Extract the complete listing and output it unchanged.

================

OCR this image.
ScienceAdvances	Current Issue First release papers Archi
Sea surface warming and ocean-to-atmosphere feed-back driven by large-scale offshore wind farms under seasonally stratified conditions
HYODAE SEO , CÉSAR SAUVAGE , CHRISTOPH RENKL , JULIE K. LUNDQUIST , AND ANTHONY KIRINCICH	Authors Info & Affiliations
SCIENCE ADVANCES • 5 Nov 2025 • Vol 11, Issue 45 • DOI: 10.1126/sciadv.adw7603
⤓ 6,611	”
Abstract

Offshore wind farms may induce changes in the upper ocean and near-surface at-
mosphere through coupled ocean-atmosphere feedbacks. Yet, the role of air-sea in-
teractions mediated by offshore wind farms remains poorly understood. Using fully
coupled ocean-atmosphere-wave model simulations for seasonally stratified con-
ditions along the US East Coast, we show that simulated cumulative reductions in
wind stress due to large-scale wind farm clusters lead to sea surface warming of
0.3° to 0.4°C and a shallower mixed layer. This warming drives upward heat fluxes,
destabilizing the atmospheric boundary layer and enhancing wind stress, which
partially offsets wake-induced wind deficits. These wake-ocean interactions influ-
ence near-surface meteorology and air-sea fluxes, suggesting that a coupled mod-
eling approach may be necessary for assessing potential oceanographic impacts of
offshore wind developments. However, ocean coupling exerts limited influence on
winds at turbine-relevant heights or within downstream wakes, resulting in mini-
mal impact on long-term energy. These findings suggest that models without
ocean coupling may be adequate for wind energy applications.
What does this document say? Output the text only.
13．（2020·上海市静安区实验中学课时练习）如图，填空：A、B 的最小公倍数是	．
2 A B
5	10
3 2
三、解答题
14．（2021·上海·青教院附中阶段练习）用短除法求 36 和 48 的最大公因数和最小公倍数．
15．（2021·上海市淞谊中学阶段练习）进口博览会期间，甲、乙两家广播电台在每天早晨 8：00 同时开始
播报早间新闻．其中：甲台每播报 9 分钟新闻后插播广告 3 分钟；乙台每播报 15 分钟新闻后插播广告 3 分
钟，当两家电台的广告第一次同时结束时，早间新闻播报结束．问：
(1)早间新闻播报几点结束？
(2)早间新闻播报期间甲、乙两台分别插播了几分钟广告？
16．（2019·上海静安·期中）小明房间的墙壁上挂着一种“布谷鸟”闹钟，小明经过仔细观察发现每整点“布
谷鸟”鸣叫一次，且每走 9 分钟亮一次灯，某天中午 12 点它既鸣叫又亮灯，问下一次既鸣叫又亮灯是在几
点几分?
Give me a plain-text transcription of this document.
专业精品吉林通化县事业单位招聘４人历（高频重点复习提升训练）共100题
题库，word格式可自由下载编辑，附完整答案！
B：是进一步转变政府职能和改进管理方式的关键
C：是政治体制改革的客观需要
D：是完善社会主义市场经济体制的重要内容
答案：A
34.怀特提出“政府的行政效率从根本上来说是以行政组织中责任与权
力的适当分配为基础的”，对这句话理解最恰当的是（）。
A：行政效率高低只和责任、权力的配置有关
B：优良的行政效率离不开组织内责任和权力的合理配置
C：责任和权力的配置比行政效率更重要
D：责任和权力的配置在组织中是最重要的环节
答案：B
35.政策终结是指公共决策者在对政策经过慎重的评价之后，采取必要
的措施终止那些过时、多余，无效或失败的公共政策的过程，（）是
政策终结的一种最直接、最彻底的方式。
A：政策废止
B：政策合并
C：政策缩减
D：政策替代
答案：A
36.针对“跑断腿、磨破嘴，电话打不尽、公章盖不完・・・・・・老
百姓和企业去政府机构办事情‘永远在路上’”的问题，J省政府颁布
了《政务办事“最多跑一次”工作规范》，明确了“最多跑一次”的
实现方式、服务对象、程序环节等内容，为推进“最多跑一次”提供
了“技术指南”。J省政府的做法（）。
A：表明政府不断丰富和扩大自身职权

================

__ANSWER TO THE EXERCISE__.
OCR this image.
ScienceAdvances	Current Issue First release papers Archi
Sea surface warming and ocean-to-atmosphere feed-back driven by large-scale offshore wind farms under seasonally stratified conditions
HYODAE SEO , CÉSAR SAUVAGE , CHRISTOPH RENKL , JULIE K. LUNDQUIST , AND ANTHONY KIRINCICH	Authors Info & Affiliations
SCIENCE ADVANCES • 5 Nov 2025 • Vol 11, Issue 45 • DOI: 10.1126/sciadv.adw7603
⤓ 6,611	”
Abstract

Offshore wind farms may induce changes in the upper ocean and near-surface at-
mosphere through coupled ocean-atmosphere feedbacks. Yet, the role of air-sea in-
teractions mediated by offshore wind farms remains poorly understood. Using fully
coupled ocean-atmosphere-wave model simulations for seasonally stratified con-
ditions along the US East Coast, we show that simulated cumulative reductions in
wind stress due to large-scale wind farm clusters lead to sea surface warming of
0.3° to 0.4°C and a shallower mixed layer. This warming drives upward heat fluxes,
destabilizing the atmospheric boundary layer and enhancing wind stress, which
partially offsets wake-induced wind deficits. These wake-ocean interactions influ-
ence near-surface meteorology and air-sea fluxes, suggesting that a coupled mod-
eling approach may be necessary for assessing potential oceanographic impacts of
offshore wind developments. However, ocean coupling exerts limited influence on
winds at turbine-relevant heights or within downstream wakes, resulting in mini-
mal impact on long-term energy. These findings suggest that models without
ocean coupling may be adequate for wind energy applications.
What does this document say? Output the text only.
13．（2020·上海市静安区实验中学课时练习）如图，填空：A、B 的最小公倍数是	．
2 A B
5	10
3 2
三、解答题
14．（2021·上海·青教院附中阶段练习）用短除法求 36 和 48 的最大公因数和最小公倍数．
15．（2021·上海市淞谊中学阶段练习）进口博览会期间，甲、乙两家广播电台在每天早晨 8：00 同时开始
播报早间新闻．其中：甲台每播报 9 分钟新闻后插播广告 3 分钟；乙台每播报 15 分钟新闻后插播广告 3 分
钟，当两家电台的广告第一次同时结束时，早间新闻播报结束．问：
(1)早间新闻播报几点结束？
(2)早间新闻播报期间甲、乙两台分别插播了几分钟广告？
16．（2019·上海静安·期中）小明房间的墙壁上挂着一种“布谷鸟”闹钟，小明经过仔细观察发现每整点“布
谷鸟”鸣叫一次，且每走 9 分钟亮一次灯，某天中午 12 点它既鸣叫又亮灯，问下一次既鸣叫又亮灯是在几
点几分?
Give me a plain-text transcription of this document.
专业精品吉林通化县事业单位招聘４人历（高频重点复习提升训练）共100题
题库，word格式可自由下载编辑，附完整答案！
B：是进一步转变政府职能和改进管理方式的关键
C：是政治体制改革的客观需要
D：是完善社会主义市场经济体制的重要内容
答案：A
34.怀特提出“政府的行政效率从根本上来说是以行政组织中责任与权
力的适当分配为基础的”，对这句话理解最恰当的是（）。
A：行政效率高低只和责任、权力的配置有关
B：优良的行政效率离不开组织内责任和权力的合理配置
C：责任和权力的配置比行政效率更重要
D：责任和权力的配置在组织中是最重要的环节
答案：B
35.政策终结是指公共决策者在对政策经过慎重的评价之后，采取必要
的措施终止那些过时、多余，无效或失败的公共政策的过程，（）是
政策终结的一种最直接、最彻底的方式。
A：政策废止
B：政策合并
C：政策缩减
D：政策替代
答案：A
36.针对“跑断腿、磨破嘴，电话打不尽、公章盖不完・・・・・・老
百姓和企业去政府机构办事情‘永远在路上’”的问题，J省政府颁布
了《政务办事“最多跑一次”工作规范》，明确了“最多跑一次”的
实现方式、服务对象、程序环节等内容，为推进“最多跑一次”提供
了“技术指南”。J省政府的做法（）。
A：表明政府不断丰富和扩大自身职权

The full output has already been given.